• Stated task:
Gather every line holding the string "Settlement".

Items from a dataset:

▼▼▼

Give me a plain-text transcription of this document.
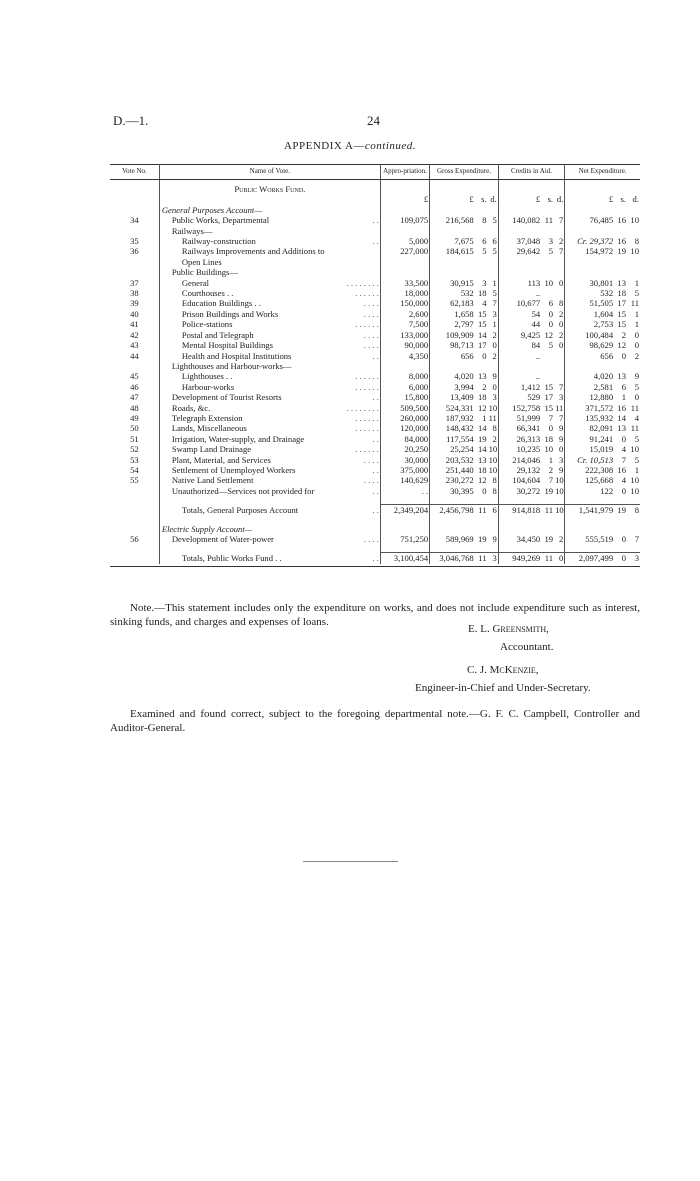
D.—1.	24
APPENDIX A—continued.
Vote No.	Name of Vote.	Appro-priation.	Gross Expenditure.			Credits in Aid.			Net Expenditure.		
	Public Works Fund.										
		£	£	s.	d.	£	s.	d.	£	s.	d.

	General Purposes Account—										

34	Public Works, Departmental . .	109,075	216,568	8	5	140,082	11	7	76,485	16	10

	Railways—										

35	Railway-construction . .	5,000	7,675	6	6	37,048	3	2	Cr. 29,372	16	8
36	Railways Improvements and Additions to	227,000	184,615	5	5	29,642	5	7	154,972	19	10

	Open Lines										

	Public Buildings—										

37	General . . . . . . . .	33,500	30,915	3	1	113	10	0	30,801	13	1
38	Courthouses . . . . . . . .	18,000	532	18	5	..			532	18	5
39	Education Buildings . . . . . .	150,000	62,183	4	7	10,677	6	8	51,505	17	11
40	Prison Buildings and Works . . . .	2,600	1,658	15	3	54	0	2	1,604	15	1
41	Police-stations . . . . . .	7,500	2,797	15	1	44	0	0	2,753	15	1
42	Postal and Telegraph . . . .	133,000	109,909	14	2	9,425	12	2	100,484	2	0
43	Mental Hospital Buildings . . . .	90,000	98,713	17	0	84	5	0	98,629	12	0
44	Health and Hospital Institutions . .	4,350	656	0	2	..			656	0	2

	Lighthouses and Harbour-works—										

45	Lighthouses . . . . . . . .	8,000	4,020	13	9	..			4,020	13	9
46	Harbour-works . . . . . .	6,000	3,994	2	0	1,412	15	7	2,581	6	5
47	Development of Tourist Resorts . .	15,800	13,409	18	3	529	17	3	12,880	1	0
48	Roads, &c. . . . . . . . .	509,500	524,331	12	10	152,758	15	11	371,572	16	11
49	Telegraph Extension . . . . . .	260,000	187,932	1	11	51,999	7	7	135,932	14	4
50	Lands, Miscellaneous . . . . . .	120,000	148,432	14	8	66,341	0	9	82,091	13	11
51	Irrigation, Water-supply, and Drainage . .	84,000	117,554	19	2	26,313	18	9	91,241	0	5
52	Swamp Land Drainage . . . . . .	20,250	25,254	14	10	10,235	10	0	15,019	4	10
53	Plant, Material, and Services . . . .	30,000	203,532	13	10	214,046	1	3	Cr. 10,513	7	5
54	Settlement of Unemployed Workers . .	375,000	251,440	18	10	29,132	2	9	222,308	16	1
55	Native Land Settlement . . . .	140,629	230,272	12	8	104,604	7	10	125,668	4	10

	Unauthorized—Services not provided for . .	. .	30,395	0	8	30,272	19	10	122	0	10

	Totals, General Purposes Account . .	2,349,204	2,456,798	11	6	914,818	11	10	1,541,979	19	8

	Electric Supply Account—										

56	Development of Water-power . . . .	751,250	589,969	19	9	34,450	19	2	555,519	0	7

	Totals, Public Works Fund . . . .	3,100,454	3,046,768	11	3	949,269	11	0	2,097,499	0	3

Note.—This statement includes only the expenditure on works, and does not include expenditure such as interest, sinking funds, and charges and expenses of loans.
E. L. Greensmith,
Accountant.
C. J. McKenzie,
Engineer-in-Chief and Under-Secretary.
Examined and found correct, subject to the foregoing departmental note.—G. F. C. Campbell, Controller and Auditor-General.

▲▲▲

• Solution for this problem:
54	Settlement of Unemployed Workers . .	375,000	251,440	18	10	29,132	2	9	222,308	16	1
55	Native Land Settlement . . . .	140,629	230,272	12	8	104,604	7	10	125,668	4	10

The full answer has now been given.